* _Request_: Copy each line in the data that includes the word "items".

* _Records_:
_____

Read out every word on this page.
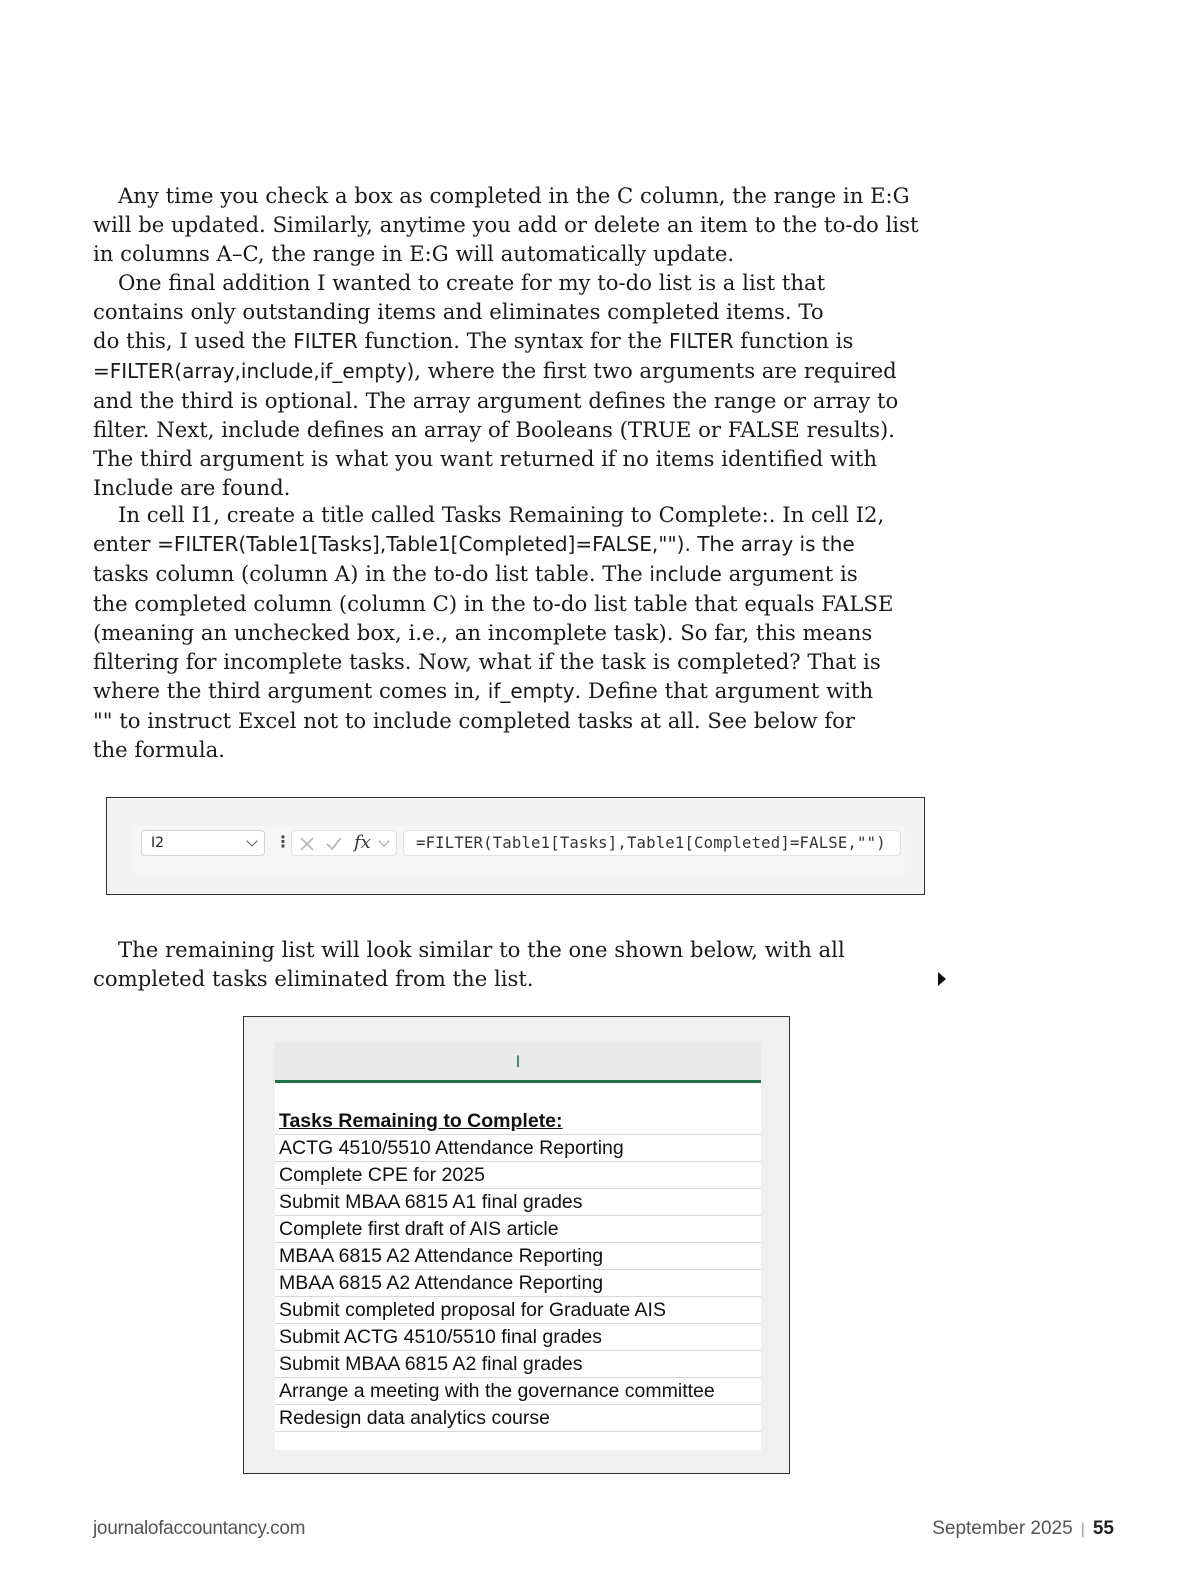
Any time you check a box as completed in the C column, the range in E:G
will be updated. Similarly, anytime you add or delete an item to the to-do list
in columns A–C, the range in E:G will automatically update.
One final addition I wanted to create for my to-do list is a list that
contains only outstanding items and eliminates completed items. To
do this, I used the FILTER function. The syntax for the FILTER function is
=FILTER(array,include,if_empty), where the first two arguments are required
and the third is optional. The array argument defines the range or array to
filter. Next, include defines an array of Booleans (TRUE or FALSE results).
The third argument is what you want returned if no items identified with
Include are found.
In cell I1, create a title called Tasks Remaining to Complete:. In cell I2,
enter =FILTER(Table1[Tasks],Table1[Completed]=FALSE,""). The array is the
tasks column (column A) in the to-do list table. The include argument is
the completed column (column C) in the to-do list table that equals FALSE
(meaning an unchecked box, i.e., an incomplete task). So far, this means
filtering for incomplete tasks. Now, what if the task is completed? That is
where the third argument comes in, if_empty. Define that argument with
"" to instruct Excel not to include completed tasks at all. See below for
the formula.
I2	⋮	fx	=FILTER(Table1[Tasks],Table1[Completed]=FALSE,"")
The remaining list will look similar to the one shown below, with all
completed tasks eliminated from the list.
I
Tasks Remaining to Complete:
ACTG 4510/5510 Attendance Reporting
Complete CPE for 2025
Submit MBAA 6815 A1 final grades
Complete first draft of AIS article
MBAA 6815 A2 Attendance Reporting
MBAA 6815 A2 Attendance Reporting
Submit completed proposal for Graduate AIS
Submit ACTG 4510/5510 final grades
Submit MBAA 6815 A2 final grades
Arrange a meeting with the governance committee
Redesign data analytics course
journalofaccountancy.com	September 2025 | 55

_____

* _Solution to this exercise_:
contains only outstanding items and eliminates completed items. To
The third argument is what you want returned if no items identified with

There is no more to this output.